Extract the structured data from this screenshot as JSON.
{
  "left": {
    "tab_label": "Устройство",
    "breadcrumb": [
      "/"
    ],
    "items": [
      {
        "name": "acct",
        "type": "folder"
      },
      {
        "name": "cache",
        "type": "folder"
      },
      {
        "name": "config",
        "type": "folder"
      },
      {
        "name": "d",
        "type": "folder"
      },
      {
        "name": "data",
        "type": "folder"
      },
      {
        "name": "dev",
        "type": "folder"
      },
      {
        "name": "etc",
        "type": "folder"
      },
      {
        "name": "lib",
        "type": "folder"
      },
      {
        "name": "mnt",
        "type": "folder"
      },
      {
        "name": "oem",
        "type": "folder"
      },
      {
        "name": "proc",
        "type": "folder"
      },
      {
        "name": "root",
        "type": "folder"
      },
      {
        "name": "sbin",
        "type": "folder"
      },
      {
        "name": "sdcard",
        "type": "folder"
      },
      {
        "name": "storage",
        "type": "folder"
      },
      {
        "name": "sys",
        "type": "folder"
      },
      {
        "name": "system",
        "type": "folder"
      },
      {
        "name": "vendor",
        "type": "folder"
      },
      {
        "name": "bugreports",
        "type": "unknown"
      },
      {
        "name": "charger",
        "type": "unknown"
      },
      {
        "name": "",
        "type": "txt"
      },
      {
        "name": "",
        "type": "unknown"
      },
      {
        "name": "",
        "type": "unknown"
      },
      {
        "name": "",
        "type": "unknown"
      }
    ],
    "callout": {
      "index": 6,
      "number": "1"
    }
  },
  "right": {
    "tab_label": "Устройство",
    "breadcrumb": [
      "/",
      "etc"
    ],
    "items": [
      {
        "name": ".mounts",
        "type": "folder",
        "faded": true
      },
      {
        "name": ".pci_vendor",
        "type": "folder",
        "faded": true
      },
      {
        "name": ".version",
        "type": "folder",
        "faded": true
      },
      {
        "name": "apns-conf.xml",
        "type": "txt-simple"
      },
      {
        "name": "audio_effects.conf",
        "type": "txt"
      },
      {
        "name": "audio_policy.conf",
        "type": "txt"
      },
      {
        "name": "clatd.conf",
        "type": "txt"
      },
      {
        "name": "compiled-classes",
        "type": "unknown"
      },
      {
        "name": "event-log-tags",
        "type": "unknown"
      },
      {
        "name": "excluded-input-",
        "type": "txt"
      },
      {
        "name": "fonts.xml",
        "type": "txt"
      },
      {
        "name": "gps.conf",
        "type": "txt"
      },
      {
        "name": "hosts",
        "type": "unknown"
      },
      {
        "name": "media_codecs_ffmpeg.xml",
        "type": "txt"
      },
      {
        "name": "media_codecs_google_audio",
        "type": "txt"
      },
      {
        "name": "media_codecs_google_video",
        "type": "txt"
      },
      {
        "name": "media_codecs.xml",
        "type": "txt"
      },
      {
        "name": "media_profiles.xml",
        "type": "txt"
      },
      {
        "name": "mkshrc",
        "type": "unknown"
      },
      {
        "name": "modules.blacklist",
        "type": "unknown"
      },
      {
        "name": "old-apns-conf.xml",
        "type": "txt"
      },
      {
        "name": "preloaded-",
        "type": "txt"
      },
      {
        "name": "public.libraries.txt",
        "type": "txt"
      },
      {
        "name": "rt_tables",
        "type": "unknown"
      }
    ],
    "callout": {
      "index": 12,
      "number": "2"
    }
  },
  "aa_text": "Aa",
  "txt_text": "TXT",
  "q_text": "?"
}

.....

### Task instructions
Reproduce all the data word for word.

### Final answer
Extract the structured data from this screenshot as JSON.
{
  "left": {
    "tab_label": "Устройство",
    "breadcrumb": [
      "/"
    ],
    "items": [
      {
        "name": "acct",
        "type": "folder"
      },
      {
        "name": "cache",
        "type": "folder"
      },
      {
        "name": "config",
        "type": "folder"
      },
      {
        "name": "d",
        "type": "folder"
      },
      {
        "name": "data",
        "type": "folder"
      },
      {
        "name": "dev",
        "type": "folder"
      },
      {
        "name": "etc",
        "type": "folder"
      },
      {
        "name": "lib",
        "type": "folder"
      },
      {
        "name": "mnt",
        "type": "folder"
      },
      {
        "name": "oem",
        "type": "folder"
      },
      {
        "name": "proc",
        "type": "folder"
      },
      {
        "name": "root",
        "type": "folder"
      },
      {
        "name": "sbin",
        "type": "folder"
      },
      {
        "name": "sdcard",
        "type": "folder"
      },
      {
        "name": "storage",
        "type": "folder"
      },
      {
        "name": "sys",
        "type": "folder"
      },
      {
        "name": "system",
        "type": "folder"
      },
      {
        "name": "vendor",
        "type": "folder"
      },
      {
        "name": "bugreports",
        "type": "unknown"
      },
      {
        "name": "charger",
        "type": "unknown"
      },
      {
        "name": "",
        "type": "txt"
      },
      {
        "name": "",
        "type": "unknown"
      },
      {
        "name": "",
        "type": "unknown"
      },
      {
        "name": "",
        "type": "unknown"
      }
    ],
    "callout": {
      "index": 6,
      "number": "1"
    }
  },
  "right": {
    "tab_label": "Устройство",
    "breadcrumb": [
      "/",
      "etc"
    ],
    "items": [
      {
        "name": ".mounts",
        "type": "folder",
        "faded": true
      },
      {
        "name": ".pci_vendor",
        "type": "folder",
        "faded": true
      },
      {
        "name": ".version",
        "type": "folder",
        "faded": true
      },
      {
        "name": "apns-conf.xml",
        "type": "txt-simple"
      },
      {
        "name": "audio_effects.conf",
        "type": "txt"
      },
      {
        "name": "audio_policy.conf",
        "type": "txt"
      },
      {
        "name": "clatd.conf",
        "type": "txt"
      },
      {
        "name": "compiled-classes",
        "type": "unknown"
      },
      {
        "name": "event-log-tags",
        "type": "unknown"
      },
      {
        "name": "excluded-input-",
        "type": "txt"
      },
      {
        "name": "fonts.xml",
        "type": "txt"
      },
      {
        "name": "gps.conf",
        "type": "txt"
      },
      {
        "name": "hosts",
        "type": "unknown"
      },
      {
        "name": "media_codecs_ffmpeg.xml",
        "type": "txt"
      },
      {
        "name": "media_codecs_google_audio",
        "type": "txt"
      },
      {
        "name": "media_codecs_google_video",
        "type": "txt"
      },
      {
        "name": "media_codecs.xml",
        "type": "txt"
      },
      {
        "name": "media_profiles.xml",
        "type": "txt"
      },
      {
        "name": "mkshrc",
        "type": "unknown"
      },
      {
        "name": "modules.blacklist",
        "type": "unknown"
      },
      {
        "name": "old-apns-conf.xml",
        "type": "txt"
      },
      {
        "name": "preloaded-",
        "type": "txt"
      },
      {
        "name": "public.libraries.txt",
        "type": "txt"
      },
      {
        "name": "rt_tables",
        "type": "unknown"
      }
    ],
    "callout": {
      "index": 12,
      "number": "2"
    }
  },
  "aa_text": "Aa",
  "txt_text": "TXT",
  "q_text": "?"
}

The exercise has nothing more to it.